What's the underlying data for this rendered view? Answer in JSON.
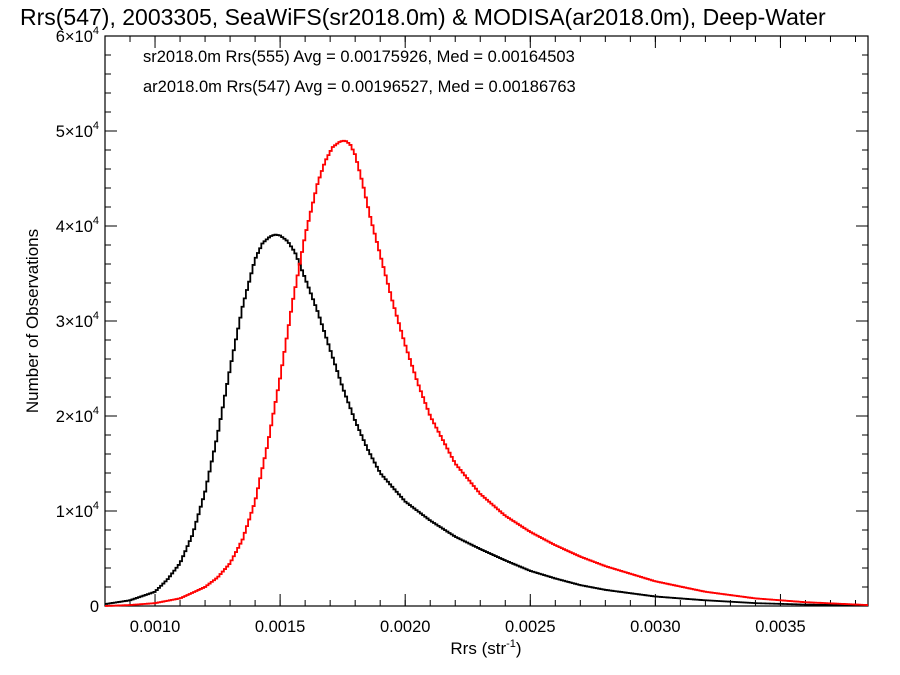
{
  "chart_data": {
    "type": "line",
    "title": "Rrs(547), 2003305, SeaWiFS(sr2018.0m) & MODISA(ar2018.0m), Deep-Water",
    "xlabel_main": "Rrs (str",
    "xlabel_sup": "-1",
    "xlabel_close": ")",
    "ylabel": "Number of Observations",
    "xlim": [
      0.0008,
      0.00385
    ],
    "ylim": [
      0,
      60000
    ],
    "x_ticks": [
      {
        "value": 0.001,
        "label": "0.0010"
      },
      {
        "value": 0.0015,
        "label": "0.0015"
      },
      {
        "value": 0.002,
        "label": "0.0020"
      },
      {
        "value": 0.0025,
        "label": "0.0025"
      },
      {
        "value": 0.003,
        "label": "0.0030"
      },
      {
        "value": 0.0035,
        "label": "0.0035"
      }
    ],
    "y_ticks": [
      {
        "value": 0,
        "label": "0",
        "mant": "",
        "exp": ""
      },
      {
        "value": 10000,
        "label": "",
        "mant": "1×10",
        "exp": "4"
      },
      {
        "value": 20000,
        "label": "",
        "mant": "2×10",
        "exp": "4"
      },
      {
        "value": 30000,
        "label": "",
        "mant": "3×10",
        "exp": "4"
      },
      {
        "value": 40000,
        "label": "",
        "mant": "4×10",
        "exp": "4"
      },
      {
        "value": 50000,
        "label": "",
        "mant": "5×10",
        "exp": "4"
      },
      {
        "value": 60000,
        "label": "",
        "mant": "6×10",
        "exp": "4"
      }
    ],
    "grid": false,
    "legend_position": "top-left",
    "series": [
      {
        "name": "sr2018.0m Rrs(555) Avg = 0.00175926, Med = 0.00164503",
        "color": "#000000",
        "x": [
          0.0008,
          0.0009,
          0.001,
          0.00105,
          0.0011,
          0.00115,
          0.0012,
          0.00125,
          0.0013,
          0.00135,
          0.0014,
          0.00143,
          0.00146,
          0.00148,
          0.0015,
          0.00153,
          0.00156,
          0.0016,
          0.00165,
          0.0017,
          0.00175,
          0.0018,
          0.00185,
          0.0019,
          0.002,
          0.0021,
          0.0022,
          0.0023,
          0.0024,
          0.0025,
          0.0026,
          0.0027,
          0.0028,
          0.003,
          0.0032,
          0.0034,
          0.0036,
          0.00385
        ],
        "y": [
          200,
          600,
          1500,
          2800,
          4500,
          7500,
          12000,
          18000,
          25000,
          31500,
          36500,
          38200,
          38900,
          39100,
          39000,
          38400,
          37200,
          34500,
          31000,
          27000,
          23000,
          19500,
          16500,
          14000,
          11000,
          9000,
          7300,
          6000,
          4800,
          3700,
          2900,
          2200,
          1700,
          1000,
          600,
          300,
          150,
          50
        ]
      },
      {
        "name": "ar2018.0m Rrs(547) Avg = 0.00196527, Med = 0.00186763",
        "color": "#ff0000",
        "x": [
          0.0008,
          0.0009,
          0.001,
          0.0011,
          0.0012,
          0.00125,
          0.0013,
          0.00135,
          0.0014,
          0.00145,
          0.0015,
          0.00155,
          0.0016,
          0.00165,
          0.00168,
          0.00171,
          0.00174,
          0.00176,
          0.00178,
          0.0018,
          0.00183,
          0.00186,
          0.0019,
          0.00195,
          0.002,
          0.00205,
          0.0021,
          0.0022,
          0.0023,
          0.0024,
          0.0025,
          0.0026,
          0.0027,
          0.0028,
          0.003,
          0.0032,
          0.0034,
          0.0036,
          0.00385
        ],
        "y": [
          0,
          100,
          300,
          800,
          2000,
          3000,
          4500,
          7000,
          11000,
          17000,
          24000,
          32000,
          39000,
          44500,
          46800,
          48300,
          48900,
          49000,
          48600,
          47500,
          44500,
          41000,
          37000,
          32000,
          27500,
          23500,
          20000,
          15000,
          11800,
          9500,
          7800,
          6400,
          5200,
          4200,
          2600,
          1500,
          800,
          400,
          100
        ]
      }
    ]
  }
}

----

## DIRECTIONS FOR THIS TASK
Track down every line of the material containing the string "name", and copy it.

## TASK ANSWER
        "name": "sr2018.0m Rrs(555) Avg = 0.00175926, Med = 0.00164503",
        "name": "ar2018.0m Rrs(547) Avg = 0.00196527, Med = 0.00186763",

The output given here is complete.